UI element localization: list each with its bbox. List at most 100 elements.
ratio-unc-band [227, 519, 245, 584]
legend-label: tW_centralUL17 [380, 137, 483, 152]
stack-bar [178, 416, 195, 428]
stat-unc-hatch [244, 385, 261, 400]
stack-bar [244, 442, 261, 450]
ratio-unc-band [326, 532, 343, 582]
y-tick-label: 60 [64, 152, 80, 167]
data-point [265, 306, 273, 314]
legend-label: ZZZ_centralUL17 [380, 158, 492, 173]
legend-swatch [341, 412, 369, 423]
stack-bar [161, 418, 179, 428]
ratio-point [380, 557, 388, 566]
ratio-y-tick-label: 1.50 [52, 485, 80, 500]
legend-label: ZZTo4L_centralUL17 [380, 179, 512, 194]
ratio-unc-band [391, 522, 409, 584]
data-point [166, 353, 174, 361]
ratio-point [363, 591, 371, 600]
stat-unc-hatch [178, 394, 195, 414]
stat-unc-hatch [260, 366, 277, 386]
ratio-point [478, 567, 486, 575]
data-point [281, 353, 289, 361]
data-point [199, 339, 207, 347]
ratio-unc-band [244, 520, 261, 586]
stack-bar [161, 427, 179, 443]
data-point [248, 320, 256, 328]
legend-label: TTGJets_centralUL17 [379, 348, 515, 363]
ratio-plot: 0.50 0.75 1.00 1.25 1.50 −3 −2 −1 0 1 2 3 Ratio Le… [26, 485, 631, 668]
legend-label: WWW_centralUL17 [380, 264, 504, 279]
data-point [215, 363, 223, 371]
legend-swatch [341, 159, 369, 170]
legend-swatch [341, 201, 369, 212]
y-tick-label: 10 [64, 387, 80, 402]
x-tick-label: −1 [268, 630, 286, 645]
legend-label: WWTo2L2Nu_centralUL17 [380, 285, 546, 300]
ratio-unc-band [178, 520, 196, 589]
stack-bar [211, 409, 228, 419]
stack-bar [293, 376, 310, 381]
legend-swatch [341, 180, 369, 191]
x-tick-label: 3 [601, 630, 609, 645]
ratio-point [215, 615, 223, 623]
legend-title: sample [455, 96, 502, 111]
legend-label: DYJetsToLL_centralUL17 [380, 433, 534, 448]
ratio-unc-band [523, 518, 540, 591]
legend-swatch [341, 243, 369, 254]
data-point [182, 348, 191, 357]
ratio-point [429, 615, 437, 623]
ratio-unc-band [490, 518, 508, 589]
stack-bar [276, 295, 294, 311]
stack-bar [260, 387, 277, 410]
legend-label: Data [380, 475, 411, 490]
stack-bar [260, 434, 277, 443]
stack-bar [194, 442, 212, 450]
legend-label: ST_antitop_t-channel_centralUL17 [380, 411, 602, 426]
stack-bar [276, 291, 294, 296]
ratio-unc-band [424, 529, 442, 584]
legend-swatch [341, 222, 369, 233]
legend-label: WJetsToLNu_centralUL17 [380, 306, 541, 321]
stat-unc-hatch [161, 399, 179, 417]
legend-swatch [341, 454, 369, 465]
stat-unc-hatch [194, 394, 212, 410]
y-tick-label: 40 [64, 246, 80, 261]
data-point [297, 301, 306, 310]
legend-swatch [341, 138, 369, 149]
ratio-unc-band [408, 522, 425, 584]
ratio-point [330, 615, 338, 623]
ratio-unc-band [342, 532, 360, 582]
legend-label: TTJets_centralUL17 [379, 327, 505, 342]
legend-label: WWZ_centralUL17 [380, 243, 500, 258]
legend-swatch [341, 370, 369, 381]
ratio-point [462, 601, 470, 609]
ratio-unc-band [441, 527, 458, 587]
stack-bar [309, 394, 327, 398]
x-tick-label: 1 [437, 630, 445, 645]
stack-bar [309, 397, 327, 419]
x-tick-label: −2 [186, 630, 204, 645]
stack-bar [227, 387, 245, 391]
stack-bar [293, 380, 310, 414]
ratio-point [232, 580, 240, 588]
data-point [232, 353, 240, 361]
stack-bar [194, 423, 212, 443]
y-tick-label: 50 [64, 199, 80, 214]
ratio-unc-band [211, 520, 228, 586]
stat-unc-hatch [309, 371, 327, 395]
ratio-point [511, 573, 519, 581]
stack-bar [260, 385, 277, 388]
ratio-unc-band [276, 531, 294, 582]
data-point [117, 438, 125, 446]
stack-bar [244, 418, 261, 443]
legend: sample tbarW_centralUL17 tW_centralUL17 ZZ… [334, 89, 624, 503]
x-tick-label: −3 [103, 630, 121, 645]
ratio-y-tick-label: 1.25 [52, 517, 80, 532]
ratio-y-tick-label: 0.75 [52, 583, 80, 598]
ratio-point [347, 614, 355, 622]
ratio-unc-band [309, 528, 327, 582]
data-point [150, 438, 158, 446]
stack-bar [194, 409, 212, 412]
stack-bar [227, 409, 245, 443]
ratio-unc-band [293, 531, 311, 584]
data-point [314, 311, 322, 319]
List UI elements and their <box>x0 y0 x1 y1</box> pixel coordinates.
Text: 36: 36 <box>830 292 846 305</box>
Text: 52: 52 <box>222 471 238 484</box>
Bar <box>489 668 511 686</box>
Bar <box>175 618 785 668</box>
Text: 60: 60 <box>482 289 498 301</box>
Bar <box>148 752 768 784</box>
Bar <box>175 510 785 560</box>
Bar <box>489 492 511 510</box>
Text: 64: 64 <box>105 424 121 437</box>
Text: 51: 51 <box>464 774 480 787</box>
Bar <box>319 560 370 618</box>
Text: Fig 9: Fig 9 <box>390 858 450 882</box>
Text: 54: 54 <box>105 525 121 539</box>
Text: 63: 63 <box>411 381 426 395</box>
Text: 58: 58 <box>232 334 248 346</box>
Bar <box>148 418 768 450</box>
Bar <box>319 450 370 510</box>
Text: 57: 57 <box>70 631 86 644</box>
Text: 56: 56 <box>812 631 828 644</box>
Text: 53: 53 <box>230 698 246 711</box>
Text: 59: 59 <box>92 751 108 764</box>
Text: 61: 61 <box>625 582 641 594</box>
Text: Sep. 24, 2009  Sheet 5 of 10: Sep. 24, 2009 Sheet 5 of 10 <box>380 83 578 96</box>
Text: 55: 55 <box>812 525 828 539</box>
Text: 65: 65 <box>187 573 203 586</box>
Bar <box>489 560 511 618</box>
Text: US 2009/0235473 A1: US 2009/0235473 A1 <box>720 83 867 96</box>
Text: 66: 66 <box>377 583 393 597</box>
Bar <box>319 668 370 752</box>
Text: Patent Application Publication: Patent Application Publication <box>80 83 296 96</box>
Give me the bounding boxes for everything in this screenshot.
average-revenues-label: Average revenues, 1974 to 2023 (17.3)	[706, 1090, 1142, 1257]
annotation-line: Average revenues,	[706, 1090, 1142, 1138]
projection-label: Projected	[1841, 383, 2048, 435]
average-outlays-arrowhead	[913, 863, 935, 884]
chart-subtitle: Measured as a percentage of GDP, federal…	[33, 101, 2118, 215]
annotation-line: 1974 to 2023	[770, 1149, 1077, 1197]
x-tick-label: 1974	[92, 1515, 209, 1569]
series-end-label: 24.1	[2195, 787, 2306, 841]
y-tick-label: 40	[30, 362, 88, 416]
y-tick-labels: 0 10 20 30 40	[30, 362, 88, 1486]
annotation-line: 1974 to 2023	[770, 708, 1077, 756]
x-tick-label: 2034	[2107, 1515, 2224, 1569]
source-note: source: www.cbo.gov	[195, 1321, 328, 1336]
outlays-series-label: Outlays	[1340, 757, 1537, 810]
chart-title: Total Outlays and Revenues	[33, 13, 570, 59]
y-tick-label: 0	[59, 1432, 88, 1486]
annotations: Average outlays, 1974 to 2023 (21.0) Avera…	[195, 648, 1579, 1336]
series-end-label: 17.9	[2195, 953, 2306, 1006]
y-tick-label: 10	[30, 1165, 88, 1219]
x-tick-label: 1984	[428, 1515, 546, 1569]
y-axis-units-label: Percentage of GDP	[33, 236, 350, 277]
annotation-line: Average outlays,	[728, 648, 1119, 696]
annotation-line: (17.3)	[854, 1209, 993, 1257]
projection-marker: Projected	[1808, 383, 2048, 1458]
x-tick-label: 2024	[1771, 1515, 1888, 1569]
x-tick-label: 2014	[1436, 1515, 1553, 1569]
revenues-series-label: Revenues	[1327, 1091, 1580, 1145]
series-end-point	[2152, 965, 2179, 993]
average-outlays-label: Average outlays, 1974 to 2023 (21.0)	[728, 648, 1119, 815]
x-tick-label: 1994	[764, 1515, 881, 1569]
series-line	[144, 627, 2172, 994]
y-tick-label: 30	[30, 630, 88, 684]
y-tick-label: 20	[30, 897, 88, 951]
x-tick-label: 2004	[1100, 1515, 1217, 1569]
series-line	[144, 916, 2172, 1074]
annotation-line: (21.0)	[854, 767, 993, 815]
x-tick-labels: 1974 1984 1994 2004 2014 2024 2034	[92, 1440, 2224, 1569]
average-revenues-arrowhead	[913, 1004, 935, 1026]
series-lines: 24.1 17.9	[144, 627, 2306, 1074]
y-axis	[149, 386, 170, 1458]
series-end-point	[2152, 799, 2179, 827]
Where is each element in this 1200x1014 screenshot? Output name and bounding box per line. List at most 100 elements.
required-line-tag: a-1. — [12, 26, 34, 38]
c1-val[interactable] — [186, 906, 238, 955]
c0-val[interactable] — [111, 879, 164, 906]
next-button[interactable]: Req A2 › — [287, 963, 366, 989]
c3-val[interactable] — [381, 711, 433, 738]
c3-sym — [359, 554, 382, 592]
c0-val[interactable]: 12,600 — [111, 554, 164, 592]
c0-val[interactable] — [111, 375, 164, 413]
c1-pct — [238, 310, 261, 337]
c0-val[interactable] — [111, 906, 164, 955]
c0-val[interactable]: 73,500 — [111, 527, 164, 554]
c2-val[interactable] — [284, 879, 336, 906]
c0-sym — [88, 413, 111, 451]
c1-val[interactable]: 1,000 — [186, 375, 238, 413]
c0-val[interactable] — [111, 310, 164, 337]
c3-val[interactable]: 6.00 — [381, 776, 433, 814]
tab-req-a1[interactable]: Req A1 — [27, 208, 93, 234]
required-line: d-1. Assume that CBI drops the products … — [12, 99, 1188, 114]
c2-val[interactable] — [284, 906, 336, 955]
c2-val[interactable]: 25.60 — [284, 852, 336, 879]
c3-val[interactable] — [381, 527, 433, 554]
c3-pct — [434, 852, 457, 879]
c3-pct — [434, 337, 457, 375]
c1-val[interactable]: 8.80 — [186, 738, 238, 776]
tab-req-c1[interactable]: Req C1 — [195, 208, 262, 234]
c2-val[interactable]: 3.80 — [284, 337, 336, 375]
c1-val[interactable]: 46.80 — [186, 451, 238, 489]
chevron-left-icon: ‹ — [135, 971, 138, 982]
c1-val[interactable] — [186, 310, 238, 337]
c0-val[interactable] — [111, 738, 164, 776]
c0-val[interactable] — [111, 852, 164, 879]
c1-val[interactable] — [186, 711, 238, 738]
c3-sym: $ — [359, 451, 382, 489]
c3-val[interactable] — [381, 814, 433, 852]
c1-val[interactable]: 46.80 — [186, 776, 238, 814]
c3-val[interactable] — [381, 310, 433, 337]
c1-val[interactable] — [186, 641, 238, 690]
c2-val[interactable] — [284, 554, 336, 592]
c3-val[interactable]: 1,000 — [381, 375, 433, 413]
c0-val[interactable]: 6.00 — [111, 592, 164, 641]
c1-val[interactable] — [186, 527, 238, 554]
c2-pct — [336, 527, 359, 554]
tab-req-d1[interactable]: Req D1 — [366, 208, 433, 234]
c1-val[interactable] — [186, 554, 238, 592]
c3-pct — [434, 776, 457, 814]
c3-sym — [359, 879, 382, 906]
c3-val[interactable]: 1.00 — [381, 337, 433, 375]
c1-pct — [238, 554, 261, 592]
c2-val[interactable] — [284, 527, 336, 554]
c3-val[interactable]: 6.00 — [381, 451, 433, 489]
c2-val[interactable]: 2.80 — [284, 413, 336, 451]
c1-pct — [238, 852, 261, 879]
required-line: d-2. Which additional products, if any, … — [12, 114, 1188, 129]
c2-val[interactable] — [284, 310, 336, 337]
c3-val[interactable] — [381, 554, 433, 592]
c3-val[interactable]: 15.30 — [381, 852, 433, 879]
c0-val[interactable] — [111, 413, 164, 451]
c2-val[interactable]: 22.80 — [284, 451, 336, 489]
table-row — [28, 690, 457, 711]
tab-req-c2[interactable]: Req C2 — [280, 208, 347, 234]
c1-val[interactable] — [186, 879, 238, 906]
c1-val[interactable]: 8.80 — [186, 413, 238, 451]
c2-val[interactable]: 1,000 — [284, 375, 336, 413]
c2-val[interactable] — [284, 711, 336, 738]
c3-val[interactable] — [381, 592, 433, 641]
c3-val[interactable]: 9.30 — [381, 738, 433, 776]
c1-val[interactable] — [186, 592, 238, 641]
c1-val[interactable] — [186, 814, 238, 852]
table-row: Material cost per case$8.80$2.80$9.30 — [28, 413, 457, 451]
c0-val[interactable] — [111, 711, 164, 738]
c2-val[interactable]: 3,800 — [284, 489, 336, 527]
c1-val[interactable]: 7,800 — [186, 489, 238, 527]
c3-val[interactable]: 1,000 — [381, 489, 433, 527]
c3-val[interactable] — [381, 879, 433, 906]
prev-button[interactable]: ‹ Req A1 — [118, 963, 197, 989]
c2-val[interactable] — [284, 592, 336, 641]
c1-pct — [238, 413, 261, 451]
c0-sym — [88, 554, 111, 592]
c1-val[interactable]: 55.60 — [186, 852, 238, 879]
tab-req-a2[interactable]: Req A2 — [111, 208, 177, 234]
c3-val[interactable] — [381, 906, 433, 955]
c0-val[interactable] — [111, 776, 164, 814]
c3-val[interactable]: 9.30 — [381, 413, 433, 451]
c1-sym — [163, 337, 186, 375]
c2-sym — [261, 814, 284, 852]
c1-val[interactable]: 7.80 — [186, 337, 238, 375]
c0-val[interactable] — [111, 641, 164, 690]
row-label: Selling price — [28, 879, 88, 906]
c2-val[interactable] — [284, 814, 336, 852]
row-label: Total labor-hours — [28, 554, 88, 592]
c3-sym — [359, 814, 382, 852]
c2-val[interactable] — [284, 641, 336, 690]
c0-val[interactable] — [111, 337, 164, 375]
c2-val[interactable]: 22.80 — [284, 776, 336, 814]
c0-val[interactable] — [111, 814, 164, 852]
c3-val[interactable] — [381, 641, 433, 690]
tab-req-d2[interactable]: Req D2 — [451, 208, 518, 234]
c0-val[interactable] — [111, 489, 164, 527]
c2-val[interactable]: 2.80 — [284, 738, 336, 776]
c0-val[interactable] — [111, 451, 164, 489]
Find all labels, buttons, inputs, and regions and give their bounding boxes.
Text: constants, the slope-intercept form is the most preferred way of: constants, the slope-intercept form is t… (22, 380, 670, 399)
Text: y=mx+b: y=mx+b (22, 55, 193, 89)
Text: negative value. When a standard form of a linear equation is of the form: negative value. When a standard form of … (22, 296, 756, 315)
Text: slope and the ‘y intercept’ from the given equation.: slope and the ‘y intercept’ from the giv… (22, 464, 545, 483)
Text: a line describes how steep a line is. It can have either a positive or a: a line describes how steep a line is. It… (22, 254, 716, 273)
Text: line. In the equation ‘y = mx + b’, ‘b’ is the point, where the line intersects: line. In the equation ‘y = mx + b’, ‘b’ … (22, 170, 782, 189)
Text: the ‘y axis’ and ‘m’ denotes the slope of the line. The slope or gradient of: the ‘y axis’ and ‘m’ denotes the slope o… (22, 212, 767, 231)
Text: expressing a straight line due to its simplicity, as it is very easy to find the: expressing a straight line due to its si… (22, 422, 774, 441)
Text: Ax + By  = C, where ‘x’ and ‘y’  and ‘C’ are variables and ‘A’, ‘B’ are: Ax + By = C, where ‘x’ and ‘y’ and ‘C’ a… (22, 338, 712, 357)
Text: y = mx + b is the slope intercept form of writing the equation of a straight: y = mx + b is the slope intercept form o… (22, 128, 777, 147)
--------
▶ What this task involves
Pull out each line in the records above that contains the string "most", and copy every such line in full.

▶ Answer to the problem
UI element localization: list each with its bbox. List at most 100 elements.
Where is each element in this 1200x1014 screenshot? Output name and bounding box per line. List at most 100 elements.
Text: constants, the slope-intercept form is the most preferred way of: constants, the slope-intercept form is t… (22, 380, 670, 399)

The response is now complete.